• STATED TASK: Find how many lines hold the word "WOULDN" and give that number only.

• RECORDS SHOWN:

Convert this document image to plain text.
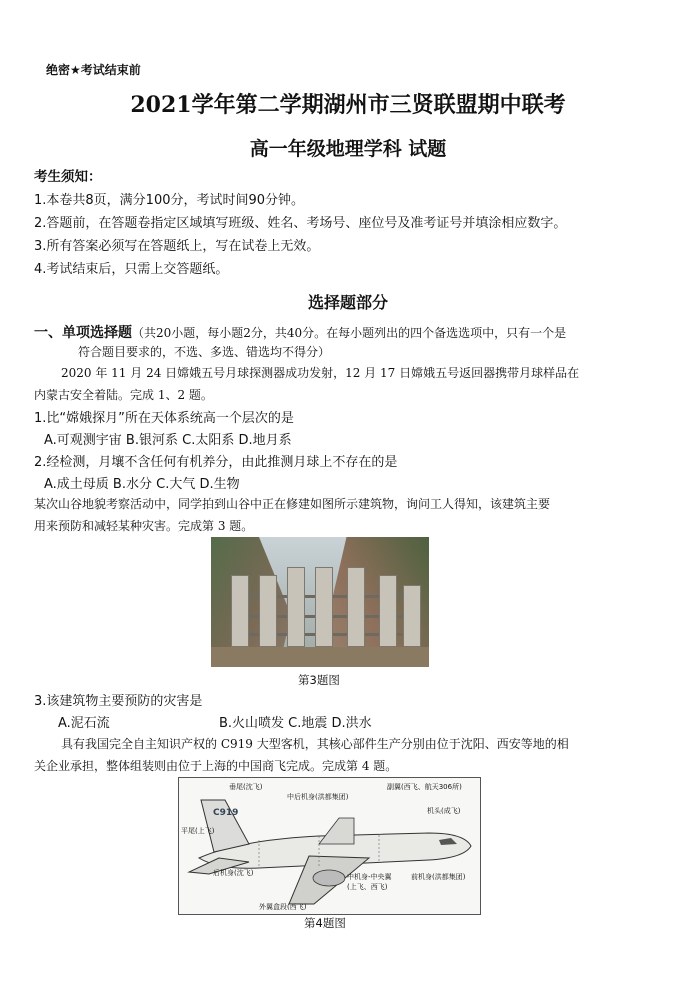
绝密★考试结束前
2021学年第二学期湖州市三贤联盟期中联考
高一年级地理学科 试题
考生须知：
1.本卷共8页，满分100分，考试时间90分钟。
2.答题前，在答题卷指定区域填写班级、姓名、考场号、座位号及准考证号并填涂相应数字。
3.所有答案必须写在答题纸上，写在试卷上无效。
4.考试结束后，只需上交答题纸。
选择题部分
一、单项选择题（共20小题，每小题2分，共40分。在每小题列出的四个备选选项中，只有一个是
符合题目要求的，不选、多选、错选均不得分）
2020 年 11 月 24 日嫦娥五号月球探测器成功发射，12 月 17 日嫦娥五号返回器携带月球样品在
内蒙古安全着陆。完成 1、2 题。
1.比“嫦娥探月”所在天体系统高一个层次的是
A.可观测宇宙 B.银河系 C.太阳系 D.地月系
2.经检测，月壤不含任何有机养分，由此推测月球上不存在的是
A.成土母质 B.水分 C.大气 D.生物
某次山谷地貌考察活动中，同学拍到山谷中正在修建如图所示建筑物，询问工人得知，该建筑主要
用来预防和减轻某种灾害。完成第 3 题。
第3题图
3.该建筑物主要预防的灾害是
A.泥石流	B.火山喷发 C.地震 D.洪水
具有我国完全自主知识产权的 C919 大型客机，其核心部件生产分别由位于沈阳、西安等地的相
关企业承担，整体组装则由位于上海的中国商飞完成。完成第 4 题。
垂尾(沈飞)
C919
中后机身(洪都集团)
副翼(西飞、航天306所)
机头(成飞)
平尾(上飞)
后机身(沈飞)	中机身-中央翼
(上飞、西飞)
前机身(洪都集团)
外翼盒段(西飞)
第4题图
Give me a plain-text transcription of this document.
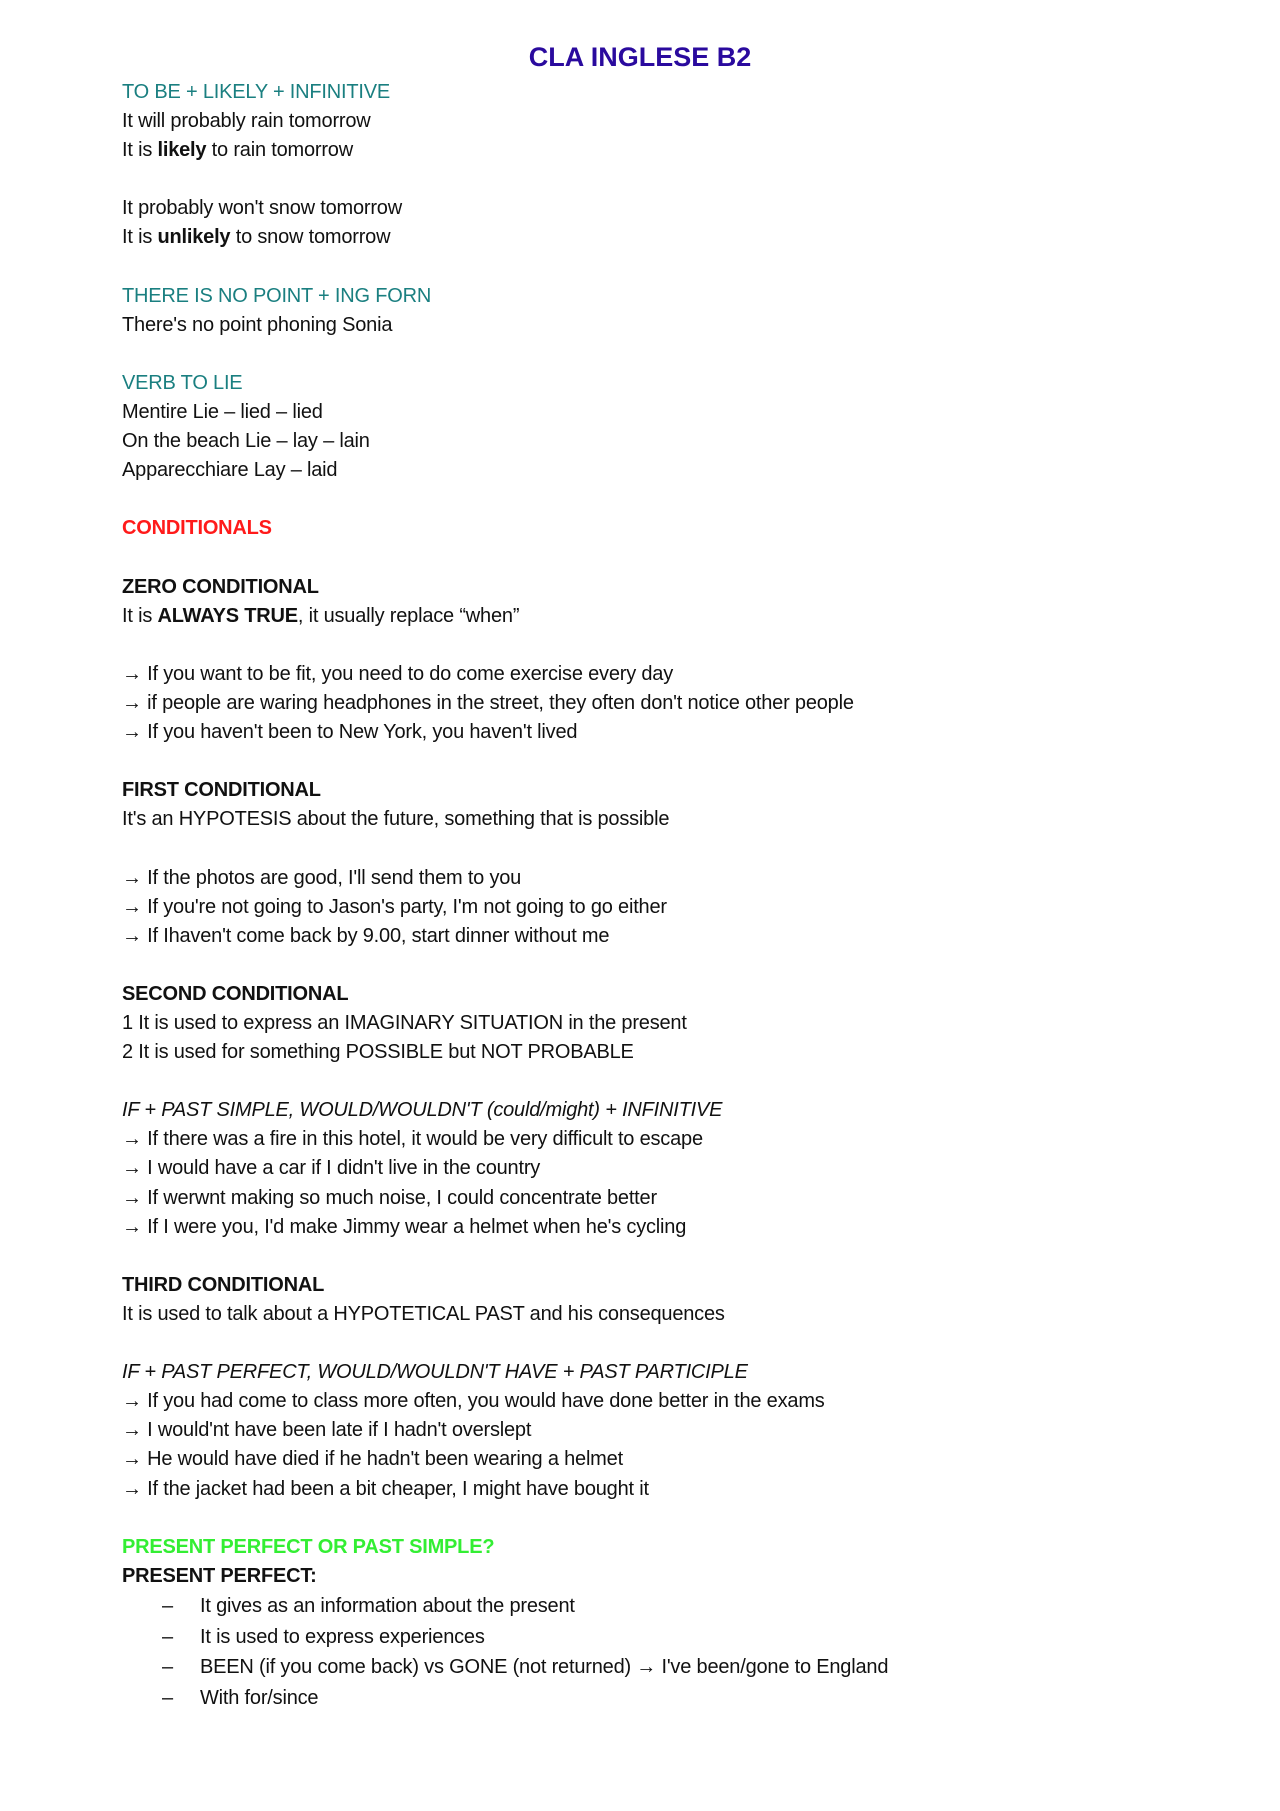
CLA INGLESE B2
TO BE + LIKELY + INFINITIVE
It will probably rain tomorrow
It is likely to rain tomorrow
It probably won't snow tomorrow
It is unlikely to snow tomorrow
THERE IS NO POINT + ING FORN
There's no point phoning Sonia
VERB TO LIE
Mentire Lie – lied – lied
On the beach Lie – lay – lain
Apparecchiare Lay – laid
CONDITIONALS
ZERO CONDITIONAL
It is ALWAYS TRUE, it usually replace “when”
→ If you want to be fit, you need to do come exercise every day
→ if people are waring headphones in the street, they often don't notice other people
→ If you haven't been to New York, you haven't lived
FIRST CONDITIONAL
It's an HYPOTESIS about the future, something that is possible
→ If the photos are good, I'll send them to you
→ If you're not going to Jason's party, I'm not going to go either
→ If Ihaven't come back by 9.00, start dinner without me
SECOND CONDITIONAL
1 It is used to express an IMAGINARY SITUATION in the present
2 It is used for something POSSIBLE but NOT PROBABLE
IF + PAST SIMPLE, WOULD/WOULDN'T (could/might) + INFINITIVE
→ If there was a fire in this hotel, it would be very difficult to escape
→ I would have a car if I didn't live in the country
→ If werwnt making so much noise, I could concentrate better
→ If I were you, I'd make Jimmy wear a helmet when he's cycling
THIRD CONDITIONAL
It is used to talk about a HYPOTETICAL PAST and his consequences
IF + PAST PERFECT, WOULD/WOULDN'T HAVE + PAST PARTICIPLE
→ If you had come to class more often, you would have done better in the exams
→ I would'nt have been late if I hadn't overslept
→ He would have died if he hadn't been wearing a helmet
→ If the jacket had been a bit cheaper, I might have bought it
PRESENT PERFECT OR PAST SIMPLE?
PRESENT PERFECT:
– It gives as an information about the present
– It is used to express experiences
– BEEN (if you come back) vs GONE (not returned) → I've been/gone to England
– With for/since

• ANSWER BELOW: 2